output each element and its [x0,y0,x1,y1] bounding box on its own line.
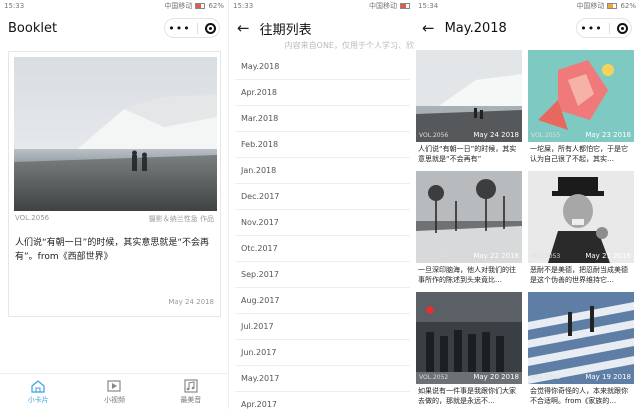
card-thumbnail: VOL.2052 May 20 2018 [416,292,522,384]
card-thumbnail: VOL.2056 May 24 2018 [416,50,522,142]
card-excerpt: 一坨屎，所有人都怕它，于是它认为自己很了不起，其实… [530,145,628,163]
month-item[interactable]: May.2018 [235,54,410,80]
month-item[interactable]: Aug.2017 [235,288,410,314]
page-title: 往期列表 [259,22,312,38]
tab-videos[interactable]: 小视频 [76,374,152,409]
card-quote: 人们说“有朝一日”的时候，其实意思就是“不会再有”。from《西部世界》 [15,238,209,262]
month-card[interactable]: VOL.2052 May 20 2018 如果说有一件事是我跟你们大家去做的，那就是… [416,292,522,407]
daily-card[interactable]: VOL.2056 摄影＆纳兰性急 作品 人们说“有朝一日”的时候，其实意思就是“… [8,51,221,317]
month-item[interactable]: Dec.2017 [235,184,410,210]
month-card[interactable]: VOL.2056 May 24 2018 人们说“有朝一日”的时候，其实意思就是“不… [416,50,522,165]
month-item[interactable]: Jan.2018 [235,158,410,184]
nav-bar: ← May.2018 ••• [414,12,640,44]
page-title: Booklet [8,20,58,36]
card-date: May 21 2018 [585,252,631,260]
tab-label: 小卡片 [27,395,49,404]
card-thumbnail: VOL.2053 May 21 2018 [528,171,634,263]
booklet-screen: 15:33 中国移动 62% Booklet ••• VOL.2056 摄影＆纳… [0,0,229,409]
page-title: May.2018 [444,20,507,36]
tab-label: 小视频 [103,395,125,404]
source-note: 内容来自ONE，仅用于个人学习、欣 [284,41,414,50]
month-item[interactable]: Jun.2017 [235,340,410,366]
battery-level: 62% [208,2,224,10]
card-volume: VOL.2053 [531,253,561,260]
battery-icon [607,3,618,9]
carrier-label: 中国移动 [576,2,605,10]
music-icon [184,378,198,393]
status-time: 15:33 [233,2,254,10]
card-credit: 摄影＆纳兰性急 作品 [148,215,214,223]
more-icon[interactable]: ••• [168,23,190,34]
more-icon[interactable]: ••• [580,23,602,34]
card-volume: VOL.2054 [419,253,449,260]
card-date: May 22 2018 [473,252,519,260]
month-card[interactable]: VOL.2055 May 23 2018 一坨屎，所有人都怕它，于是它认为自己很了不… [528,50,634,165]
card-volume: VOL.2056 [419,132,449,139]
month-item[interactable]: May.2017 [235,366,410,392]
card-date: May 24 2018 [168,298,214,306]
card-volume: VOL.2052 [419,374,449,381]
status-time: 15:34 [418,2,439,10]
close-miniprogram-icon[interactable] [204,22,216,34]
month-item[interactable]: Sep.2017 [235,262,410,288]
battery-level: 62% [620,2,636,10]
back-arrow-icon[interactable]: ← [422,20,435,36]
month-screen: 15:34 中国移动 62% ← May.2018 ••• VOL.2056 Ma… [414,0,640,409]
status-time: 15:33 [4,2,25,10]
card-excerpt: 一旦深印脑海，他人对我们的往事所作的陈述到头来竟比… [418,266,516,284]
card-excerpt: 如果说有一件事是我跟你们大家去做的，那就是永远不… [418,387,516,405]
card-date: May 19 2018 [585,373,631,381]
card-date: May 24 2018 [473,131,519,139]
card-volume: VOL.2056 [15,214,50,222]
card-date: May 20 2018 [473,373,519,381]
card-photo [14,57,217,211]
carrier-label: 中国移动 [164,2,193,10]
card-icon [31,379,45,393]
nav-bar: Booklet ••• [0,12,228,44]
card-volume: VOL.2055 [531,132,561,139]
battery-icon [195,3,206,9]
month-item[interactable]: Jul.2017 [235,314,410,340]
month-card[interactable]: VOL.2053 May 21 2018 恶耐不是美德，把忍耐当成美德是这个伪善的世… [528,171,634,286]
month-list: May.2018 Apr.2018 Mar.2018 Feb.2018 Jan.2018… [235,54,410,409]
carrier-label: 中国移动 [369,2,397,10]
month-item[interactable]: Nov.2017 [235,210,410,236]
month-item[interactable]: Apr.2018 [235,80,410,106]
tab-cards[interactable]: 小卡片 [0,374,76,409]
card-volume: VOL.2051 [531,374,561,381]
card-date: May 23 2018 [585,131,631,139]
miniprogram-capsule: ••• [576,18,632,38]
card-excerpt: 人们说“有朝一日”的时候，其实意思就是“不会再有” [418,145,517,163]
month-card[interactable]: VOL.2054 May 22 2018 一旦深印脑海，他人对我们的往事所作的陈述到… [416,171,522,286]
battery-icon [400,3,410,9]
status-bar: 15:34 中国移动 62% [414,0,640,12]
tab-label: 最美音 [180,395,202,404]
month-item[interactable]: Apr.2017 [235,392,410,409]
card-excerpt: 恶耐不是美德，把忍耐当成美德是这个伪善的世界维持它… [530,266,628,284]
status-bar: 15:33 中国移动 [229,0,414,12]
month-card[interactable]: VOL.2051 May 19 2018 会觉得你奇怪的人，本来就跟你不合适啊。fr… [528,292,634,407]
month-item[interactable]: Feb.2018 [235,132,410,158]
tab-bar: 小卡片 小视频 最美音 [0,373,228,409]
month-item[interactable]: Otc.2017 [235,236,410,262]
card-thumbnail: VOL.2055 May 23 2018 [528,50,634,142]
tab-music[interactable]: 最美音 [153,374,228,409]
card-thumbnail: VOL.2054 May 22 2018 [416,171,522,263]
back-arrow-icon[interactable]: ← [237,20,250,36]
card-thumbnail: VOL.2051 May 19 2018 [528,292,634,384]
status-bar: 15:33 中国移动 62% [0,0,228,12]
miniprogram-capsule: ••• [164,18,220,38]
archive-screen: 15:33 中国移动 ← 往期列表 内容来自ONE，仅用于个人学习、欣 May.… [229,0,414,409]
month-item[interactable]: Mar.2018 [235,106,410,132]
close-miniprogram-icon[interactable] [616,22,628,34]
video-icon [107,379,122,392]
card-excerpt: 会觉得你奇怪的人，本来就跟你不合适啊。from《家族的… [530,387,628,405]
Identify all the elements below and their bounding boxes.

• **Requirements**
Return the lines from the one containing "card-thumbnail: VOL.2052 May" through the one containing "page-title: May.2018 [444,20,507,36]" as a JSON list of strings, one string per line, skipping any blank lines.

• **Task solution**
[
  "card-thumbnail: VOL.2052 May 20 2018 [416,292,522,384]",
  "card-thumbnail: VOL.2056 May 24 2018 [416,50,522,142]",
  "card-excerpt: 一坨屎，所有人都怕它，于是它认为自己很了不起，其实… [530,145,628,163]",
  "month-item[interactable]: May.2018 [235,54,410,80]",
  "month-item[interactable]: Aug.2017 [235,288,410,314]",
  "page-title: 往期列表 [259,22,312,38]",
  "tab-videos[interactable]: 小视频 [76,374,152,409]",
  "card-quote: 人们说“有朝一日”的时候，其实意思就是“不会再有”。from《西部世界》 [15,238,209,262]",
  "month-card[interactable]: VOL.2052 May 20 2018 如果说有一件事是我跟你们大家去做的，那就是… [416,292,522,407]",
  "daily-card[interactable]: VOL.2056 摄影＆纳兰性急 作品 人们说“有朝一日”的时候，其实意思就是“… [8,51,221,317]",
  "month-item[interactable]: Dec.2017 [235,184,410,210]",
  "month-card[interactable]: VOL.2056 May 24 2018 人们说“有朝一日”的时候，其实意思就是“不… [416,50,522,165]",
  "month-item[interactable]: Jan.2018 [235,158,410,184]",
  "nav-bar: ← May.2018 ••• [414,12,640,44]",
  "page-title: Booklet [8,20,58,36]",
  "card-date: May 21 2018 [585,252,631,260]",
  "tab-label: 小卡片 [27,395,49,404]",
  "card-thumbnail: VOL.2053 May 21 2018 [528,171,634,263]",
  "booklet-screen: 15:33 中国移动 62% Booklet ••• VOL.2056 摄影＆纳… [0,0,229,409]",
  "page-title: May.2018 [444,20,507,36]"
]